Problem description = Reproduce the records from the line containing "chevron-icon [706, 460, 720, 486]" through the line containing "section-header: PRIVACY [32, 592, 136, 620]", with "Phone Number" changed to "Mobile Number" and nothing else altered.

Stored data =

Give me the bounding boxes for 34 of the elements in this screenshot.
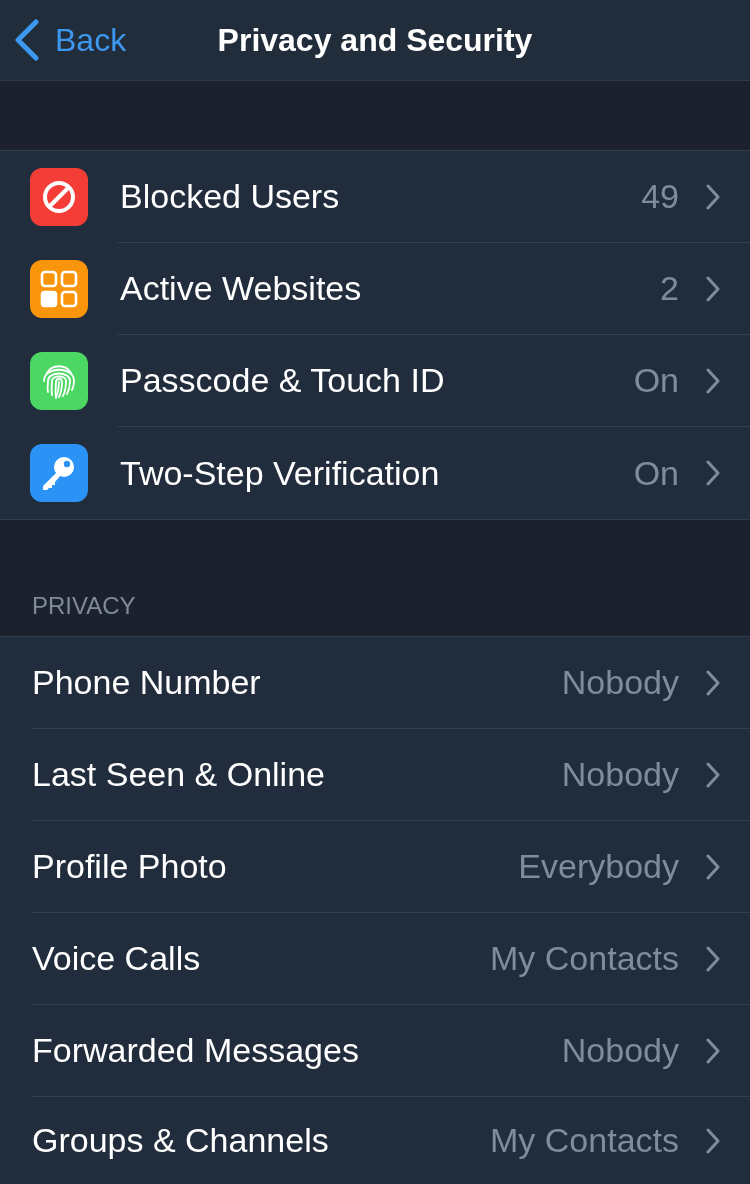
chevron-icon [706, 460, 720, 486]
back-button[interactable]: Back [0, 10, 127, 70]
chevron-icon [706, 367, 720, 394]
row-label: Passcode & Touch ID [119, 361, 446, 400]
row-label: Phone Number [32, 663, 262, 702]
row-value: Nobody [561, 663, 679, 702]
section-header: PRIVACY [32, 592, 136, 620]
screen-title: Privacy and Security [217, 21, 533, 59]
row-value: Nobody [561, 1031, 679, 1070]
row-value: Everybody [518, 847, 679, 886]
row-label: Groups & Channels [32, 1121, 330, 1160]
row-label: Active Websites [119, 269, 363, 308]
chevron-icon [706, 945, 720, 972]
chevron-icon [706, 669, 720, 696]
row-value: On [633, 361, 679, 400]
chevron-icon [706, 761, 720, 788]
row-label: Last Seen & Online [32, 755, 326, 794]
row-label: Two-Step Verification [119, 453, 441, 493]
chevron-icon [706, 1037, 720, 1064]
row-label: Voice Calls [32, 939, 202, 978]
row-label: Forwarded Messages [32, 1031, 360, 1070]
row-value: 2 [660, 269, 679, 308]
chevron-icon [706, 853, 720, 880]
row-value: My Contacts [490, 1121, 679, 1160]
chevron-icon [706, 1127, 720, 1154]
row-label: Blocked Users [119, 177, 341, 216]
row-value: Nobody [561, 755, 679, 794]
chevron-icon [706, 275, 720, 302]
row-label: Profile Photo [32, 847, 228, 886]
row-value: My Contacts [490, 939, 679, 978]
row-value: 49 [641, 177, 679, 216]
back-chevron-icon [14, 19, 40, 61]
row-value: On [633, 453, 679, 493]
chevron-icon [706, 183, 720, 210]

Finished exercise =
chevron-icon [706, 460, 720, 486]
back-button[interactable]: Back [0, 10, 127, 70]
chevron-icon [706, 367, 720, 394]
row-label: Passcode & Touch ID [119, 361, 446, 400]
row-label: Mobile Number [32, 663, 262, 702]
row-value: Nobody [561, 663, 679, 702]
section-header: PRIVACY [32, 592, 136, 620]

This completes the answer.